- **Do this**
Render every entry verbatim.

- **Record set**
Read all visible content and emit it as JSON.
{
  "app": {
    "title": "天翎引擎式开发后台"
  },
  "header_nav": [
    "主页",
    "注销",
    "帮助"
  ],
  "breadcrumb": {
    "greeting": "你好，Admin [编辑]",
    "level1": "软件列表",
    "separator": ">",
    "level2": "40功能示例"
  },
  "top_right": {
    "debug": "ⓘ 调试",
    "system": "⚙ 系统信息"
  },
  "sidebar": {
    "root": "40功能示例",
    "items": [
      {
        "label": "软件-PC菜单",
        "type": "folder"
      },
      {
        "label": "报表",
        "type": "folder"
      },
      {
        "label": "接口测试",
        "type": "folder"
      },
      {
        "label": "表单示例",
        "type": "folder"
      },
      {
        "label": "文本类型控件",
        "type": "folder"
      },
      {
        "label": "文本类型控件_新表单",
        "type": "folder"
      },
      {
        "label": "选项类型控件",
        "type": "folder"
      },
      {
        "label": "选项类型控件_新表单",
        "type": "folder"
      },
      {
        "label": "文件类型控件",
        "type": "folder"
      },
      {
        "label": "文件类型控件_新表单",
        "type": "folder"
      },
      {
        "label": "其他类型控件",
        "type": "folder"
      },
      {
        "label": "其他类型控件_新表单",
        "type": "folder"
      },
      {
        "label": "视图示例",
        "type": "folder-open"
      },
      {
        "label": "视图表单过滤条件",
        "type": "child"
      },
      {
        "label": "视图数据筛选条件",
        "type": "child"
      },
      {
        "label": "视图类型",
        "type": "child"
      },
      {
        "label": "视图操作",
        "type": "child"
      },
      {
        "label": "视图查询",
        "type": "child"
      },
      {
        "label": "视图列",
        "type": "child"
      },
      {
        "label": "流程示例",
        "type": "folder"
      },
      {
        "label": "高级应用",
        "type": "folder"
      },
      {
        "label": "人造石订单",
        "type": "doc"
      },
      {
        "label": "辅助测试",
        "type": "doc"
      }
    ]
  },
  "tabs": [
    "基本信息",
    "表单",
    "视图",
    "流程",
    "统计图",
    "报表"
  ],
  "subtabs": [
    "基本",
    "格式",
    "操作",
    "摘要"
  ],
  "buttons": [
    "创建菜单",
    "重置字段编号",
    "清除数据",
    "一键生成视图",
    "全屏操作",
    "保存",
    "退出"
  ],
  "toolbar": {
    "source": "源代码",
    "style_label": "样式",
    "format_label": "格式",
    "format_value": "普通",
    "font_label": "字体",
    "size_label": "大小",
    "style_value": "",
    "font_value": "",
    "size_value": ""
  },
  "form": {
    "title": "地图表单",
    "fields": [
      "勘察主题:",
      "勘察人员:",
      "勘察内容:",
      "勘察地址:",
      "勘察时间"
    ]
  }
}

- **Answer for this exercise**
Read all visible content and emit it as JSON.
{
  "app": {
    "title": "天翎引擎式开发后台"
  },
  "header_nav": [
    "主页",
    "注销",
    "帮助"
  ],
  "breadcrumb": {
    "greeting": "你好，Admin [编辑]",
    "level1": "软件列表",
    "separator": ">",
    "level2": "40功能示例"
  },
  "top_right": {
    "debug": "ⓘ 调试",
    "system": "⚙ 系统信息"
  },
  "sidebar": {
    "root": "40功能示例",
    "items": [
      {
        "label": "软件-PC菜单",
        "type": "folder"
      },
      {
        "label": "报表",
        "type": "folder"
      },
      {
        "label": "接口测试",
        "type": "folder"
      },
      {
        "label": "表单示例",
        "type": "folder"
      },
      {
        "label": "文本类型控件",
        "type": "folder"
      },
      {
        "label": "文本类型控件_新表单",
        "type": "folder"
      },
      {
        "label": "选项类型控件",
        "type": "folder"
      },
      {
        "label": "选项类型控件_新表单",
        "type": "folder"
      },
      {
        "label": "文件类型控件",
        "type": "folder"
      },
      {
        "label": "文件类型控件_新表单",
        "type": "folder"
      },
      {
        "label": "其他类型控件",
        "type": "folder"
      },
      {
        "label": "其他类型控件_新表单",
        "type": "folder"
      },
      {
        "label": "视图示例",
        "type": "folder-open"
      },
      {
        "label": "视图表单过滤条件",
        "type": "child"
      },
      {
        "label": "视图数据筛选条件",
        "type": "child"
      },
      {
        "label": "视图类型",
        "type": "child"
      },
      {
        "label": "视图操作",
        "type": "child"
      },
      {
        "label": "视图查询",
        "type": "child"
      },
      {
        "label": "视图列",
        "type": "child"
      },
      {
        "label": "流程示例",
        "type": "folder"
      },
      {
        "label": "高级应用",
        "type": "folder"
      },
      {
        "label": "人造石订单",
        "type": "doc"
      },
      {
        "label": "辅助测试",
        "type": "doc"
      }
    ]
  },
  "tabs": [
    "基本信息",
    "表单",
    "视图",
    "流程",
    "统计图",
    "报表"
  ],
  "subtabs": [
    "基本",
    "格式",
    "操作",
    "摘要"
  ],
  "buttons": [
    "创建菜单",
    "重置字段编号",
    "清除数据",
    "一键生成视图",
    "全屏操作",
    "保存",
    "退出"
  ],
  "toolbar": {
    "source": "源代码",
    "style_label": "样式",
    "format_label": "格式",
    "format_value": "普通",
    "font_label": "字体",
    "size_label": "大小",
    "style_value": "",
    "font_value": "",
    "size_value": ""
  },
  "form": {
    "title": "地图表单",
    "fields": [
      "勘察主题:",
      "勘察人员:",
      "勘察内容:",
      "勘察地址:",
      "勘察时间"
    ]
  }
}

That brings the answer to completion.